TO BE DONE:
Omit all pictures, then retype the data exactly as given.

* START INFORMATION SUPPLIED *

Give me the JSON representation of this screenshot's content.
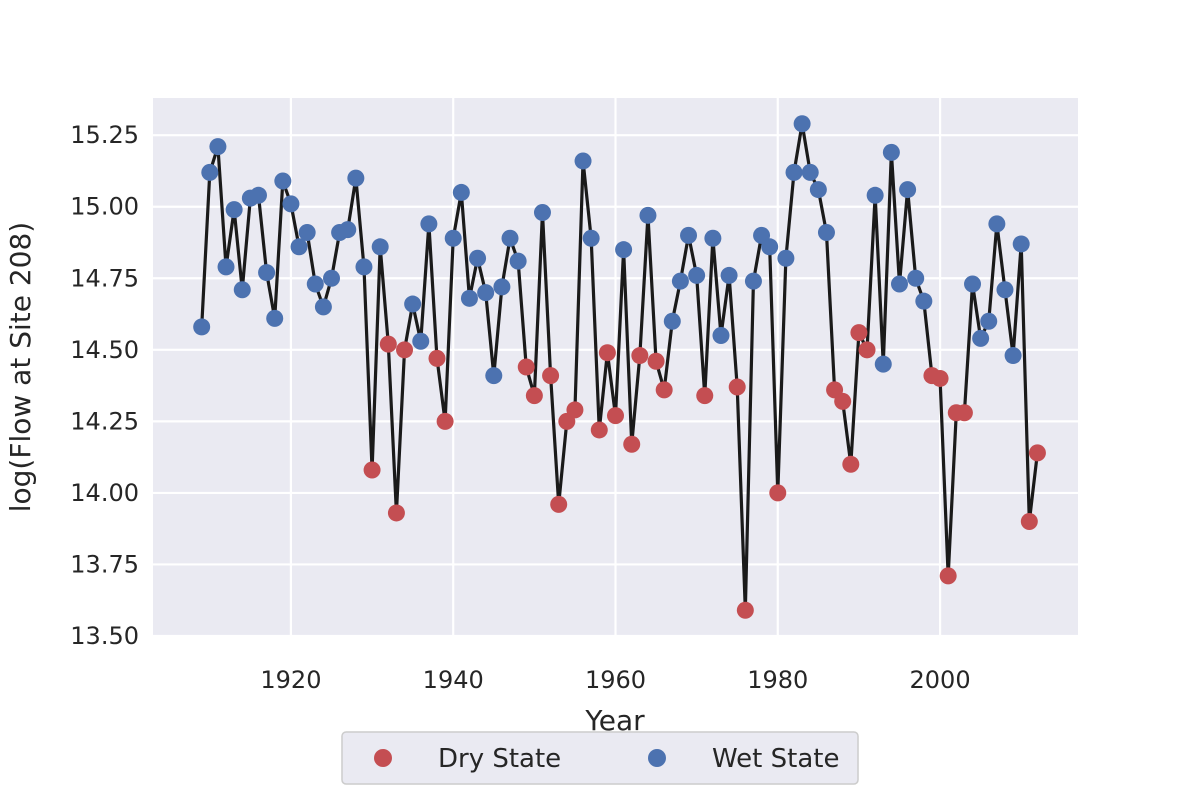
{
  "chart_data": {
    "type": "scatter",
    "title": "",
    "xlabel": "Year",
    "ylabel": "log(Flow at Site 208)",
    "xlim": [
      1903,
      2017
    ],
    "ylim": [
      13.5,
      15.38
    ],
    "xticks": [
      1920,
      1940,
      1960,
      1980,
      2000
    ],
    "yticks": [
      13.5,
      13.75,
      14.0,
      14.25,
      14.5,
      14.75,
      15.0,
      15.25
    ],
    "ytick_labels": [
      "13.50",
      "13.75",
      "14.00",
      "14.25",
      "14.50",
      "14.75",
      "15.00",
      "15.25"
    ],
    "grid": true,
    "line_color": "#1a1a1a",
    "background": "#eaeaf2",
    "legend_position": "bottom-center",
    "series": [
      {
        "name": "Dry State",
        "color": "#c44e52"
      },
      {
        "name": "Wet State",
        "color": "#4c72b0"
      }
    ],
    "x": [
      1909,
      1910,
      1911,
      1912,
      1913,
      1914,
      1915,
      1916,
      1917,
      1918,
      1919,
      1920,
      1921,
      1922,
      1923,
      1924,
      1925,
      1926,
      1927,
      1928,
      1929,
      1930,
      1931,
      1932,
      1933,
      1934,
      1935,
      1936,
      1937,
      1938,
      1939,
      1940,
      1941,
      1942,
      1943,
      1944,
      1945,
      1946,
      1947,
      1948,
      1949,
      1950,
      1951,
      1952,
      1953,
      1954,
      1955,
      1956,
      1957,
      1958,
      1959,
      1960,
      1961,
      1962,
      1963,
      1964,
      1965,
      1966,
      1967,
      1968,
      1969,
      1970,
      1971,
      1972,
      1973,
      1974,
      1975,
      1976,
      1977,
      1978,
      1979,
      1980,
      1981,
      1982,
      1983,
      1984,
      1985,
      1986,
      1987,
      1988,
      1989,
      1990,
      1991,
      1992,
      1993,
      1994,
      1995,
      1996,
      1997,
      1998,
      1999,
      2000,
      2001,
      2002,
      2003,
      2004,
      2005,
      2006,
      2007,
      2008,
      2009,
      2010,
      2011,
      2012
    ],
    "values": [
      14.58,
      15.12,
      15.21,
      14.79,
      14.99,
      14.71,
      15.03,
      15.04,
      14.77,
      14.61,
      15.09,
      15.01,
      14.86,
      14.91,
      14.73,
      14.65,
      14.75,
      14.91,
      14.92,
      15.1,
      14.79,
      14.08,
      14.86,
      14.52,
      13.93,
      14.5,
      14.66,
      14.53,
      14.94,
      14.47,
      14.25,
      14.89,
      15.05,
      14.68,
      14.82,
      14.7,
      14.41,
      14.72,
      14.89,
      14.81,
      14.44,
      14.34,
      14.98,
      14.41,
      13.96,
      14.25,
      14.29,
      15.16,
      14.89,
      14.22,
      14.49,
      14.27,
      14.85,
      14.17,
      14.48,
      14.97,
      14.46,
      14.36,
      14.6,
      14.74,
      14.9,
      14.76,
      14.34,
      14.89,
      14.55,
      14.76,
      14.37,
      13.59,
      14.74,
      14.9,
      14.86,
      14.0,
      14.82,
      15.12,
      15.29,
      15.12,
      15.06,
      14.91,
      14.36,
      14.32,
      14.1,
      14.56,
      14.5,
      15.04,
      14.45,
      15.19,
      14.73,
      15.06,
      14.75,
      14.67,
      14.41,
      14.4,
      13.71,
      14.28,
      14.28,
      14.73,
      14.54,
      14.6,
      14.94,
      14.71,
      14.48,
      14.87,
      13.9,
      14.14
    ],
    "state": [
      "Wet",
      "Wet",
      "Wet",
      "Wet",
      "Wet",
      "Wet",
      "Wet",
      "Wet",
      "Wet",
      "Wet",
      "Wet",
      "Wet",
      "Wet",
      "Wet",
      "Wet",
      "Wet",
      "Wet",
      "Wet",
      "Wet",
      "Wet",
      "Wet",
      "Dry",
      "Wet",
      "Dry",
      "Dry",
      "Dry",
      "Wet",
      "Wet",
      "Wet",
      "Dry",
      "Dry",
      "Wet",
      "Wet",
      "Wet",
      "Wet",
      "Wet",
      "Wet",
      "Wet",
      "Wet",
      "Wet",
      "Dry",
      "Dry",
      "Wet",
      "Dry",
      "Dry",
      "Dry",
      "Dry",
      "Wet",
      "Wet",
      "Dry",
      "Dry",
      "Dry",
      "Wet",
      "Dry",
      "Dry",
      "Wet",
      "Dry",
      "Dry",
      "Wet",
      "Wet",
      "Wet",
      "Wet",
      "Dry",
      "Wet",
      "Wet",
      "Wet",
      "Dry",
      "Dry",
      "Wet",
      "Wet",
      "Wet",
      "Dry",
      "Wet",
      "Wet",
      "Wet",
      "Wet",
      "Wet",
      "Wet",
      "Dry",
      "Dry",
      "Dry",
      "Dry",
      "Dry",
      "Wet",
      "Wet",
      "Wet",
      "Wet",
      "Wet",
      "Wet",
      "Wet",
      "Dry",
      "Dry",
      "Dry",
      "Dry",
      "Dry",
      "Wet",
      "Wet",
      "Wet",
      "Wet",
      "Wet",
      "Wet",
      "Wet",
      "Dry",
      "Dry"
    ]
  }
}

* END INFORMATION SUPPLIED *

THE OUTPUT:
Give me the JSON representation of this screenshot's content.
{
  "chart_data": {
    "type": "scatter",
    "title": "",
    "xlabel": "Year",
    "ylabel": "log(Flow at Site 208)",
    "xlim": [
      1903,
      2017
    ],
    "ylim": [
      13.5,
      15.38
    ],
    "xticks": [
      1920,
      1940,
      1960,
      1980,
      2000
    ],
    "yticks": [
      13.5,
      13.75,
      14.0,
      14.25,
      14.5,
      14.75,
      15.0,
      15.25
    ],
    "ytick_labels": [
      "13.50",
      "13.75",
      "14.00",
      "14.25",
      "14.50",
      "14.75",
      "15.00",
      "15.25"
    ],
    "grid": true,
    "line_color": "#1a1a1a",
    "background": "#eaeaf2",
    "legend_position": "bottom-center",
    "series": [
      {
        "name": "Dry State",
        "color": "#c44e52"
      },
      {
        "name": "Wet State",
        "color": "#4c72b0"
      }
    ],
    "x": [
      1909,
      1910,
      1911,
      1912,
      1913,
      1914,
      1915,
      1916,
      1917,
      1918,
      1919,
      1920,
      1921,
      1922,
      1923,
      1924,
      1925,
      1926,
      1927,
      1928,
      1929,
      1930,
      1931,
      1932,
      1933,
      1934,
      1935,
      1936,
      1937,
      1938,
      1939,
      1940,
      1941,
      1942,
      1943,
      1944,
      1945,
      1946,
      1947,
      1948,
      1949,
      1950,
      1951,
      1952,
      1953,
      1954,
      1955,
      1956,
      1957,
      1958,
      1959,
      1960,
      1961,
      1962,
      1963,
      1964,
      1965,
      1966,
      1967,
      1968,
      1969,
      1970,
      1971,
      1972,
      1973,
      1974,
      1975,
      1976,
      1977,
      1978,
      1979,
      1980,
      1981,
      1982,
      1983,
      1984,
      1985,
      1986,
      1987,
      1988,
      1989,
      1990,
      1991,
      1992,
      1993,
      1994,
      1995,
      1996,
      1997,
      1998,
      1999,
      2000,
      2001,
      2002,
      2003,
      2004,
      2005,
      2006,
      2007,
      2008,
      2009,
      2010,
      2011,
      2012
    ],
    "values": [
      14.58,
      15.12,
      15.21,
      14.79,
      14.99,
      14.71,
      15.03,
      15.04,
      14.77,
      14.61,
      15.09,
      15.01,
      14.86,
      14.91,
      14.73,
      14.65,
      14.75,
      14.91,
      14.92,
      15.1,
      14.79,
      14.08,
      14.86,
      14.52,
      13.93,
      14.5,
      14.66,
      14.53,
      14.94,
      14.47,
      14.25,
      14.89,
      15.05,
      14.68,
      14.82,
      14.7,
      14.41,
      14.72,
      14.89,
      14.81,
      14.44,
      14.34,
      14.98,
      14.41,
      13.96,
      14.25,
      14.29,
      15.16,
      14.89,
      14.22,
      14.49,
      14.27,
      14.85,
      14.17,
      14.48,
      14.97,
      14.46,
      14.36,
      14.6,
      14.74,
      14.9,
      14.76,
      14.34,
      14.89,
      14.55,
      14.76,
      14.37,
      13.59,
      14.74,
      14.9,
      14.86,
      14.0,
      14.82,
      15.12,
      15.29,
      15.12,
      15.06,
      14.91,
      14.36,
      14.32,
      14.1,
      14.56,
      14.5,
      15.04,
      14.45,
      15.19,
      14.73,
      15.06,
      14.75,
      14.67,
      14.41,
      14.4,
      13.71,
      14.28,
      14.28,
      14.73,
      14.54,
      14.6,
      14.94,
      14.71,
      14.48,
      14.87,
      13.9,
      14.14
    ],
    "state": [
      "Wet",
      "Wet",
      "Wet",
      "Wet",
      "Wet",
      "Wet",
      "Wet",
      "Wet",
      "Wet",
      "Wet",
      "Wet",
      "Wet",
      "Wet",
      "Wet",
      "Wet",
      "Wet",
      "Wet",
      "Wet",
      "Wet",
      "Wet",
      "Wet",
      "Dry",
      "Wet",
      "Dry",
      "Dry",
      "Dry",
      "Wet",
      "Wet",
      "Wet",
      "Dry",
      "Dry",
      "Wet",
      "Wet",
      "Wet",
      "Wet",
      "Wet",
      "Wet",
      "Wet",
      "Wet",
      "Wet",
      "Dry",
      "Dry",
      "Wet",
      "Dry",
      "Dry",
      "Dry",
      "Dry",
      "Wet",
      "Wet",
      "Dry",
      "Dry",
      "Dry",
      "Wet",
      "Dry",
      "Dry",
      "Wet",
      "Dry",
      "Dry",
      "Wet",
      "Wet",
      "Wet",
      "Wet",
      "Dry",
      "Wet",
      "Wet",
      "Wet",
      "Dry",
      "Dry",
      "Wet",
      "Wet",
      "Wet",
      "Dry",
      "Wet",
      "Wet",
      "Wet",
      "Wet",
      "Wet",
      "Wet",
      "Dry",
      "Dry",
      "Dry",
      "Dry",
      "Dry",
      "Wet",
      "Wet",
      "Wet",
      "Wet",
      "Wet",
      "Wet",
      "Wet",
      "Dry",
      "Dry",
      "Dry",
      "Dry",
      "Dry",
      "Wet",
      "Wet",
      "Wet",
      "Wet",
      "Wet",
      "Wet",
      "Wet",
      "Dry",
      "Dry"
    ]
  }
}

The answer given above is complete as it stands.